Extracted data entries
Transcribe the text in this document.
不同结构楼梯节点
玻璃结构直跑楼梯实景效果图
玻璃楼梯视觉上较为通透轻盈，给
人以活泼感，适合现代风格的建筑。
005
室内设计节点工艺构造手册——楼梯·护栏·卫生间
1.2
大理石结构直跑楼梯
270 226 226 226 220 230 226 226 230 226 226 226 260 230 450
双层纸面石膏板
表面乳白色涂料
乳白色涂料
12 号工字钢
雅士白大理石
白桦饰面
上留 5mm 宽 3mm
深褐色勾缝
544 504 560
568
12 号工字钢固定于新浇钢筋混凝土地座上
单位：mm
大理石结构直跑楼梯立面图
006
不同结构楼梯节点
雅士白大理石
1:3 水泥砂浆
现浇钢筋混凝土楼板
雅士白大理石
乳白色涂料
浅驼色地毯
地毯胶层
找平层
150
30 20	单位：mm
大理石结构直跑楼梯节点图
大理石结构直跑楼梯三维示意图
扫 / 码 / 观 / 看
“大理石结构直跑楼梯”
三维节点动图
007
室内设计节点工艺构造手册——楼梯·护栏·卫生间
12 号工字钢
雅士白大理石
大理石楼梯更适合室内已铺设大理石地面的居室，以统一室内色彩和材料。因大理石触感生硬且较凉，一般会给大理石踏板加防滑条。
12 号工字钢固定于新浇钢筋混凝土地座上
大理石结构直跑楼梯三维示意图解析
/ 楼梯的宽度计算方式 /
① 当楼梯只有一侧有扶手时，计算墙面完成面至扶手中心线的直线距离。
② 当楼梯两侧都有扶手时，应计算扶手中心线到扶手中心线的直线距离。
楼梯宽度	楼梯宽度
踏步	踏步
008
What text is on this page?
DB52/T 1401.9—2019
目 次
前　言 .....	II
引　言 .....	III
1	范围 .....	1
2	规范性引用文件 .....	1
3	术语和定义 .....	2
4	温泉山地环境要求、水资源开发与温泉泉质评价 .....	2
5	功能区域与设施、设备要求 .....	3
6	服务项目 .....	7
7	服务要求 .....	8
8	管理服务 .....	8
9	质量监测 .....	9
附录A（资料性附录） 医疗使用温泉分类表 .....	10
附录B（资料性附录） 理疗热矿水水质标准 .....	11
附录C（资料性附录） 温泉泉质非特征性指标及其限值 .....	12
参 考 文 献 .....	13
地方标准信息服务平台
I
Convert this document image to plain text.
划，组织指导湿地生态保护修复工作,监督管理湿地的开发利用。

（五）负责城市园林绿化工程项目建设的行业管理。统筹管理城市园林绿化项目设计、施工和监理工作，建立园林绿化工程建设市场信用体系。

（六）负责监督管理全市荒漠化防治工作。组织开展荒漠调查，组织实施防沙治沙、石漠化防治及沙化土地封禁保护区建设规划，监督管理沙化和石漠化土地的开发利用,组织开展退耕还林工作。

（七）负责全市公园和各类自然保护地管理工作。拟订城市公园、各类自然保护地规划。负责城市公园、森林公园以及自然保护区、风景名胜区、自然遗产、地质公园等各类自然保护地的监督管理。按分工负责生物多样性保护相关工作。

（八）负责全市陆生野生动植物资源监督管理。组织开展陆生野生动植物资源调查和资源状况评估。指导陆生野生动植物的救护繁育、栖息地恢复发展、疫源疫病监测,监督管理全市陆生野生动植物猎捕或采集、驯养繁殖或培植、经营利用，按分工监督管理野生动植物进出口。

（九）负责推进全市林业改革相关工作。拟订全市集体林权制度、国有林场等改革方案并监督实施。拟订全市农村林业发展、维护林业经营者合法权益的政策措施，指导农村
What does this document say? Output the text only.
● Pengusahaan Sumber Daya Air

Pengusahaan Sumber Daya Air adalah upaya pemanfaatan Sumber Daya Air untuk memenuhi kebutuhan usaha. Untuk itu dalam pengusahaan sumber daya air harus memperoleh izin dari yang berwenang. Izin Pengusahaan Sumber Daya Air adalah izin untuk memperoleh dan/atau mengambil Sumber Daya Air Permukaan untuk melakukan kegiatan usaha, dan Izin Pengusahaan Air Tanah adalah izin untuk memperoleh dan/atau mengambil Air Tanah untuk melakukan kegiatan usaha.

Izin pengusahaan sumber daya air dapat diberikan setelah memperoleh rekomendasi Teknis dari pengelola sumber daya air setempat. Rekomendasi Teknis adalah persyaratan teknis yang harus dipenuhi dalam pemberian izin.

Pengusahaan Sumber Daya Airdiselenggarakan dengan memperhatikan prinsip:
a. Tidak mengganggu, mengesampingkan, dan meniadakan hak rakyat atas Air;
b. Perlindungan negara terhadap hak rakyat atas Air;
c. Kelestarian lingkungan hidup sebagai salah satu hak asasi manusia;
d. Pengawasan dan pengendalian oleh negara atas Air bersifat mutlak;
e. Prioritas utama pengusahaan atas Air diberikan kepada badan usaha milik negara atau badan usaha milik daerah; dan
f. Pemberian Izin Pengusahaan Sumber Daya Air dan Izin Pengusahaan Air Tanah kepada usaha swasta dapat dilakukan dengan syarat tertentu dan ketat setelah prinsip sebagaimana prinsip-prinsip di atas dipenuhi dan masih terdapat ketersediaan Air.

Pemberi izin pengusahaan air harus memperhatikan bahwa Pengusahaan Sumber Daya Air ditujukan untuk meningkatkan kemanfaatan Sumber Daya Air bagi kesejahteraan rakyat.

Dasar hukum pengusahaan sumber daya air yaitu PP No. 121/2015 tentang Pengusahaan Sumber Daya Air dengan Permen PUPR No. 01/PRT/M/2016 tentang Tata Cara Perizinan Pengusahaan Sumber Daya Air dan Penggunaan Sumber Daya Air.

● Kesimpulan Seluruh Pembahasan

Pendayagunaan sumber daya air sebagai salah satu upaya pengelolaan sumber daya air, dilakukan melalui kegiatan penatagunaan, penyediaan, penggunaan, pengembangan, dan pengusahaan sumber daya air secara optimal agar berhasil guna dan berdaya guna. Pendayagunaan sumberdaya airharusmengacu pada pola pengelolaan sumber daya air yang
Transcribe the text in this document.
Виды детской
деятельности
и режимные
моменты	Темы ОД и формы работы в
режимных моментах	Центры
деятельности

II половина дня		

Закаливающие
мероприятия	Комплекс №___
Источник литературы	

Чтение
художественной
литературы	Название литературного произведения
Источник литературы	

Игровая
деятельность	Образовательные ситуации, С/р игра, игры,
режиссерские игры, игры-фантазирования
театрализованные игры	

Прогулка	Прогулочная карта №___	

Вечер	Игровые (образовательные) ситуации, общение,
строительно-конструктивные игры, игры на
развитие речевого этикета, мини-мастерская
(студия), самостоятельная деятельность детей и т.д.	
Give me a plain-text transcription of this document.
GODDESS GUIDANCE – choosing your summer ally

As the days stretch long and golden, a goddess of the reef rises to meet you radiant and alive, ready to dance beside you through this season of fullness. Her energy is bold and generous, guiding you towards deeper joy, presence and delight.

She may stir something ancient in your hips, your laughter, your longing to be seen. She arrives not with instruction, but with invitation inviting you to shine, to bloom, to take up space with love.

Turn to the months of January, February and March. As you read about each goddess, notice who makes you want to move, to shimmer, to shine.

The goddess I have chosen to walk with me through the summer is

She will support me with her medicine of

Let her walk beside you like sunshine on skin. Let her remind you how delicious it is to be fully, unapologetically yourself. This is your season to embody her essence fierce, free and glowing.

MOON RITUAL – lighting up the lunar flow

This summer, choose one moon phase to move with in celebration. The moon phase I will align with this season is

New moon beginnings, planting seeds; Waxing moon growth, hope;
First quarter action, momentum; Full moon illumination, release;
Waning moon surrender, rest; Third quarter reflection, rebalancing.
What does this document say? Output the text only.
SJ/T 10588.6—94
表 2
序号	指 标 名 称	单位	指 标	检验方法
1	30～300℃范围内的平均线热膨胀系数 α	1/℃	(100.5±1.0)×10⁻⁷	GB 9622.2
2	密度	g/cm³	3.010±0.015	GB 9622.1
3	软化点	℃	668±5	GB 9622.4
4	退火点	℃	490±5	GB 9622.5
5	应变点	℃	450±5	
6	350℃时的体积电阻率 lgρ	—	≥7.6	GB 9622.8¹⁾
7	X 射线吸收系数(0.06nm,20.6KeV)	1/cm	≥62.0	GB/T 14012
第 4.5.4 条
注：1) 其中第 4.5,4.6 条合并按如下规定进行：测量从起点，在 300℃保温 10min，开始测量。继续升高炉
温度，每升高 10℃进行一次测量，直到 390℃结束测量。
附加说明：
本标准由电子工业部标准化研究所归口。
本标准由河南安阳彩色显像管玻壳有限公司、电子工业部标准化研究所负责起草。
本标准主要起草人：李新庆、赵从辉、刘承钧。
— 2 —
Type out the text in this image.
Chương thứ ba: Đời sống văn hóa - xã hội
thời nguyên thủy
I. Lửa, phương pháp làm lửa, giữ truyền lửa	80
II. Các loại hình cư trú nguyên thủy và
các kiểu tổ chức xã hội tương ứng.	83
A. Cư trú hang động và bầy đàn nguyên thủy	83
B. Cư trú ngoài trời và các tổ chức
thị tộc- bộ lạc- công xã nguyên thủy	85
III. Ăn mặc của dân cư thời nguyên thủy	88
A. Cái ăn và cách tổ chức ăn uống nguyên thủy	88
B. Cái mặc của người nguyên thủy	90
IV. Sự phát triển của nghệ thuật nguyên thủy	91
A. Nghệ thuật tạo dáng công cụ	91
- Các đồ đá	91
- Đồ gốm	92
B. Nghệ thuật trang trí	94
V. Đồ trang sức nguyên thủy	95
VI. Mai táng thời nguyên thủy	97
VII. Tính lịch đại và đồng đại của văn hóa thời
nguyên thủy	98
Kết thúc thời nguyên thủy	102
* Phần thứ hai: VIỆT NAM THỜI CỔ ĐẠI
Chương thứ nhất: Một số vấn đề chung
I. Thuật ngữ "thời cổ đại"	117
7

#### [Aim]
Search the listing above for the string "memperhatikan". Copy every line that contains it.

#### [Output for this task]
Pengusahaan Sumber Daya Airdiselenggarakan dengan memperhatikan prinsip:
Pemberi izin pengusahaan air harus memperhatikan bahwa Pengusahaan Sumber Daya Air ditujukan untuk meningkatkan kemanfaatan Sumber Daya Air bagi kesejahteraan rakyat.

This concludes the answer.